Task objective — Answer with one number only: the number of lines that contain "Conditions".

--- begin ---

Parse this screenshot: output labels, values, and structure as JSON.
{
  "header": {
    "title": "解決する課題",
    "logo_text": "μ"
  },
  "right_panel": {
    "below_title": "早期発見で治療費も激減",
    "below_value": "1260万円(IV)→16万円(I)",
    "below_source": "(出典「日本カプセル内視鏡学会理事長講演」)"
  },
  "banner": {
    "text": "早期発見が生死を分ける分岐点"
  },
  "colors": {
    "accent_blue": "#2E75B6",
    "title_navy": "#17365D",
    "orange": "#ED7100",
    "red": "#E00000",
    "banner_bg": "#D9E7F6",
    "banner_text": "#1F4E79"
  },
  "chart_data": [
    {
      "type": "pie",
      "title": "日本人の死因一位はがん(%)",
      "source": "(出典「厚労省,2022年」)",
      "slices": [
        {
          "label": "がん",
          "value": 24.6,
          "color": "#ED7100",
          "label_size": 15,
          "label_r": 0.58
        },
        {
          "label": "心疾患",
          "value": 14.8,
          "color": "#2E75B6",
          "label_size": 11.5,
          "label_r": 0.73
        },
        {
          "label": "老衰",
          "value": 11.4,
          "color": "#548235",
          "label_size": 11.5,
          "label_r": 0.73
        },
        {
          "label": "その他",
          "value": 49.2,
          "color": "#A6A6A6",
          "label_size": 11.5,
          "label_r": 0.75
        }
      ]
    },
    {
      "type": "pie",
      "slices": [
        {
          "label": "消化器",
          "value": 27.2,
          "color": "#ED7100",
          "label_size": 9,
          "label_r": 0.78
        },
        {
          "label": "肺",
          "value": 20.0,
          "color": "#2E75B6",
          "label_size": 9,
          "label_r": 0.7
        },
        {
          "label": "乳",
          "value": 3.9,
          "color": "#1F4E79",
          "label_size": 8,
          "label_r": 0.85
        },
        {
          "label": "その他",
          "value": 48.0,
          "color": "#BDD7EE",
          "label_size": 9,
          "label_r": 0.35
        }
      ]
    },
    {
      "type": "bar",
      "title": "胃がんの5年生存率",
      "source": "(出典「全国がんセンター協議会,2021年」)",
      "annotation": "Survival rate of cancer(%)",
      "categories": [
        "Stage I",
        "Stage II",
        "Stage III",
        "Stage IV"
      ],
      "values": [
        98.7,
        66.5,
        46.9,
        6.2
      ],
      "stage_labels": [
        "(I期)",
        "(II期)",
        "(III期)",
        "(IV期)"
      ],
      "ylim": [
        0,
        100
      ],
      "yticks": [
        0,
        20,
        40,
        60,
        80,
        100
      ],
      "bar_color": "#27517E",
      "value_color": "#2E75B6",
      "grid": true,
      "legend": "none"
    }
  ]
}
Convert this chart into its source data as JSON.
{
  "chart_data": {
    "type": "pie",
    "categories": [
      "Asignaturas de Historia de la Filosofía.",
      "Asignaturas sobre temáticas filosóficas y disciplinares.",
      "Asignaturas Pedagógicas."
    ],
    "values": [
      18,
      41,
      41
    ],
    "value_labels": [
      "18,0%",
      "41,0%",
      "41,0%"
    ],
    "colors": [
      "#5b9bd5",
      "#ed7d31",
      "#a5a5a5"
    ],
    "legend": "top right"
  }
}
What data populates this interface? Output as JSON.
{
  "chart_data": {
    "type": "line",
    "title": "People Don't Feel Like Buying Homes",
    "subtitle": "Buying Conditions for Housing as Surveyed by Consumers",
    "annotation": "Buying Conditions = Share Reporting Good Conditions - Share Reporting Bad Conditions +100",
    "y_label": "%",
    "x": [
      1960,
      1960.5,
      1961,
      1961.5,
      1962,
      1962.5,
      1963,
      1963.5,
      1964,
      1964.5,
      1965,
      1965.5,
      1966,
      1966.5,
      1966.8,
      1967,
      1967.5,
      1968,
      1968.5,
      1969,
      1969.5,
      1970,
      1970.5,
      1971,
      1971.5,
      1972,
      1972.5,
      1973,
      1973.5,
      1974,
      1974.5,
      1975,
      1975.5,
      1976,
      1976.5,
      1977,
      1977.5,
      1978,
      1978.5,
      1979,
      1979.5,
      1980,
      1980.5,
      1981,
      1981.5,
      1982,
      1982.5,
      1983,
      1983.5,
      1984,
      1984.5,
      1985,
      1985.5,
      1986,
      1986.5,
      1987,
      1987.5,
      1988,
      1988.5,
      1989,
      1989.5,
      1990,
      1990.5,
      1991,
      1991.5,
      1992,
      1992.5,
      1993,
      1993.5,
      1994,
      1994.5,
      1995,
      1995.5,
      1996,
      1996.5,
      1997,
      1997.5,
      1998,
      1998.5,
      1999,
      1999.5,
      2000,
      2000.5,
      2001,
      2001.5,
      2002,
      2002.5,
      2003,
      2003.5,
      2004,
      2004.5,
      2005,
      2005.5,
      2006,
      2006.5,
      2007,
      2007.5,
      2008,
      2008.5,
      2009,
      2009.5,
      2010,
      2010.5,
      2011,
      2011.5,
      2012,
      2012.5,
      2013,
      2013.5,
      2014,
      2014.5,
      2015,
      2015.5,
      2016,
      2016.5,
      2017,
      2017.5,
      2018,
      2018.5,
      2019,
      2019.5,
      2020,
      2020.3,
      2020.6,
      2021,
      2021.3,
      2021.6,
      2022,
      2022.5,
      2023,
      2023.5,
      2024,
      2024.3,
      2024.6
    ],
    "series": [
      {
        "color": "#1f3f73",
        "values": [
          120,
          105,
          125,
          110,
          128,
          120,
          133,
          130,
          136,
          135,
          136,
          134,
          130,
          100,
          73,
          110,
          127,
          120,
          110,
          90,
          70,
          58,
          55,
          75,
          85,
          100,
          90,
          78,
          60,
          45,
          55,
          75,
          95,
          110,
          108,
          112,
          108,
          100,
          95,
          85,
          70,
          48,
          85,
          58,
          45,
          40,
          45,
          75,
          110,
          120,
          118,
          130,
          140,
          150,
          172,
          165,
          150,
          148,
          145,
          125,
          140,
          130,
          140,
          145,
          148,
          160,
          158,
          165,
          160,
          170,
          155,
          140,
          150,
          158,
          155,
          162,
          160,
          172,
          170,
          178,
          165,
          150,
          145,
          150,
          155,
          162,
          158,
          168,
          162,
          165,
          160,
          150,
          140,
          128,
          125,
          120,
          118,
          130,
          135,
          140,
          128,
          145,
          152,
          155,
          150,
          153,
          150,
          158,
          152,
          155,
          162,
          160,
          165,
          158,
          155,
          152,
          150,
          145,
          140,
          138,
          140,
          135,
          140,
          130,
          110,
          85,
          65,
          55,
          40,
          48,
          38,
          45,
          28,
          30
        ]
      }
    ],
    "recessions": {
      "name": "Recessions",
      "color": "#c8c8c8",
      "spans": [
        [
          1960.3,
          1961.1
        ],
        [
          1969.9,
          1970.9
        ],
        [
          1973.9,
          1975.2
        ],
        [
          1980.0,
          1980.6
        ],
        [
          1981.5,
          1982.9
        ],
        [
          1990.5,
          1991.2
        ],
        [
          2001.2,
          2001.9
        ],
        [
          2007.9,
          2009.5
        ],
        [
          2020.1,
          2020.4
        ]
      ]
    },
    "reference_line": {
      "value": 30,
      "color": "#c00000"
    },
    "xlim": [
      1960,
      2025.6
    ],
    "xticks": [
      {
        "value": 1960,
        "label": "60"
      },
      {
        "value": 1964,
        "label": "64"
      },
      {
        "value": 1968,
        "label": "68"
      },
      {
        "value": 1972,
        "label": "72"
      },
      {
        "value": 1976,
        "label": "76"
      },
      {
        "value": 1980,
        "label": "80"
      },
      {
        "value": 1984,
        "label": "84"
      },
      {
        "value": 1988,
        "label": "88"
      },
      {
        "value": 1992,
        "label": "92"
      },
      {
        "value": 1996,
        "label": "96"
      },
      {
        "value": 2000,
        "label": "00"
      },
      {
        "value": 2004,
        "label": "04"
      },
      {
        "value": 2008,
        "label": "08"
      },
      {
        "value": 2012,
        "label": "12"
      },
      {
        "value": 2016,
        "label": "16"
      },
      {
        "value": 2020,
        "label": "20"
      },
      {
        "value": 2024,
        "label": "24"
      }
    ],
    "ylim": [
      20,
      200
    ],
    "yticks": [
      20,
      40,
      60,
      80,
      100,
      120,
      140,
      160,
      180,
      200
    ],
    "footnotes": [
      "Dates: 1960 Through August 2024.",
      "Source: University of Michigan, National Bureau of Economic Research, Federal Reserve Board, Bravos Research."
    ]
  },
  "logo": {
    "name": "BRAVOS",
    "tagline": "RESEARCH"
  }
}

--- end ---

Correct output — 2